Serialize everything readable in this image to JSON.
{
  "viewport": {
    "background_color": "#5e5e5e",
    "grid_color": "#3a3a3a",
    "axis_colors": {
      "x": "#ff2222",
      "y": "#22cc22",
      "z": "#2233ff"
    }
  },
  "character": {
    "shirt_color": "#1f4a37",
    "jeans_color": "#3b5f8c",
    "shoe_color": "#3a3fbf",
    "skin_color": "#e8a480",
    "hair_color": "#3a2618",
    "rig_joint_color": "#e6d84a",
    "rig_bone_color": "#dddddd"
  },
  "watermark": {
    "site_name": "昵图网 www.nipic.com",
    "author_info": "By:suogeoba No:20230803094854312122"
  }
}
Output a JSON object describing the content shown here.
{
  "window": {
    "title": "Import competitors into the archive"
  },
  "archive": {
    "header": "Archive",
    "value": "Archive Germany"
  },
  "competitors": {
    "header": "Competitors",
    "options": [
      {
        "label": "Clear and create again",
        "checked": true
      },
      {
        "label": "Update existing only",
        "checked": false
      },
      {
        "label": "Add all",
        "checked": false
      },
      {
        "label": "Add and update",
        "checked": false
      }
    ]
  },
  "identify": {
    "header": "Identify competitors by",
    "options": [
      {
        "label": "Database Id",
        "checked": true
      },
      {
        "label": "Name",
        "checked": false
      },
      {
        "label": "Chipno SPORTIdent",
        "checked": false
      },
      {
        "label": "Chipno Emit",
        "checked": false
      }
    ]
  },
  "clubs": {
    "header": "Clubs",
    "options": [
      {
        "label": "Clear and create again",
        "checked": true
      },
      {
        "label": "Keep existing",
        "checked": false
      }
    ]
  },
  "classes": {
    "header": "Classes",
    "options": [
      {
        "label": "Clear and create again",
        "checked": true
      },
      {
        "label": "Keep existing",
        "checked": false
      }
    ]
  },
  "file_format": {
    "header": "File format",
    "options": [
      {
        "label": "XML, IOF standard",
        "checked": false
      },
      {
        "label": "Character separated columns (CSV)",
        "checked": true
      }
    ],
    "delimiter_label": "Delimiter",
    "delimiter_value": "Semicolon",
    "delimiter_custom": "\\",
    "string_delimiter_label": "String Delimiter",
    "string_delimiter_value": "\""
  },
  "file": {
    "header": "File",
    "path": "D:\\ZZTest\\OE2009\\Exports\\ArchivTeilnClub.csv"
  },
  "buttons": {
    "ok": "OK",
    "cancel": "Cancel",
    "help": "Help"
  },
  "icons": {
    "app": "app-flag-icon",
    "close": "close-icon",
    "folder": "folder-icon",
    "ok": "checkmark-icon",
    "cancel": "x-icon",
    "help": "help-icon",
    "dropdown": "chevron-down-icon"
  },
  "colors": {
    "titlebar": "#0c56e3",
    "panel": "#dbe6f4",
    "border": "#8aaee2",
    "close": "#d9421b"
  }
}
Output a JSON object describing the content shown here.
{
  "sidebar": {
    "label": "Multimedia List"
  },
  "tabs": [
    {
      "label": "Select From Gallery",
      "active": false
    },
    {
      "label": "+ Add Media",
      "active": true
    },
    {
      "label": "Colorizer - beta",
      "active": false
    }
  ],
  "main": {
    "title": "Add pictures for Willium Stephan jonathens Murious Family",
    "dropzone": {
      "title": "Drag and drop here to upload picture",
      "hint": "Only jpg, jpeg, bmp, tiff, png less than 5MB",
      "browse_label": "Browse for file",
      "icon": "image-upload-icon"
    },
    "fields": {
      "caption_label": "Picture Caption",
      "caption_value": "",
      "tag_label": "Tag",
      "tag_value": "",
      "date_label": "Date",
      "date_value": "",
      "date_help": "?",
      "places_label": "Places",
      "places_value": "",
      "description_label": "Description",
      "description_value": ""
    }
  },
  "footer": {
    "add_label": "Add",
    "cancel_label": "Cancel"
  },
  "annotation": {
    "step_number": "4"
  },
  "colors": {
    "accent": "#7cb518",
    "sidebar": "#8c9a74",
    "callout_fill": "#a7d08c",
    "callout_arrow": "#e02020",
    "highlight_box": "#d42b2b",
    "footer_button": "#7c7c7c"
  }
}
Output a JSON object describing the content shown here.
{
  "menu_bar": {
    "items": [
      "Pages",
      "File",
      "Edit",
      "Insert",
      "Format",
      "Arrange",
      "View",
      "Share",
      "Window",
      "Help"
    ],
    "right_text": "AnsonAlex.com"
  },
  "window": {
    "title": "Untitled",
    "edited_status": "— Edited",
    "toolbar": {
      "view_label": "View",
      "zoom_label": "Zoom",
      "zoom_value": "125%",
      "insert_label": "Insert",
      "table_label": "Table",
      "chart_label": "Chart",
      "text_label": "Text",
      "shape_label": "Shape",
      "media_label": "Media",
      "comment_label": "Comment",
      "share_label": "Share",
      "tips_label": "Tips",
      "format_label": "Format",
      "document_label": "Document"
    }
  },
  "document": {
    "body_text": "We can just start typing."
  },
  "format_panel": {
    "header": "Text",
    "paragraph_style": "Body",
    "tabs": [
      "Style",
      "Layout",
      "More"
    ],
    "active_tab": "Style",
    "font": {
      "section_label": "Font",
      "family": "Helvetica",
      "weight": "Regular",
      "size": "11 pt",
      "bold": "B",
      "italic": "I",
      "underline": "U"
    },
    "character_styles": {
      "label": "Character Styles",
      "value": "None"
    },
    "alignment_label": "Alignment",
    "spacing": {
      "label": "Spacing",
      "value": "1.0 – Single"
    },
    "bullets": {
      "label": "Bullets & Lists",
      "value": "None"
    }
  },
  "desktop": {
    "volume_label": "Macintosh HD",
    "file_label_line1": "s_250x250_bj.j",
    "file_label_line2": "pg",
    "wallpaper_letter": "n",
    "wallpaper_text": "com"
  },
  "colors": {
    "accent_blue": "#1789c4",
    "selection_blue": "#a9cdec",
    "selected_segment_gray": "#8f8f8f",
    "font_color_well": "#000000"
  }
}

________________________

Given exercise> Using the records above, find and show each line with the string "upload".

Solution below>
      "title": "Drag and drop here to upload picture",
      "icon": "image-upload-icon"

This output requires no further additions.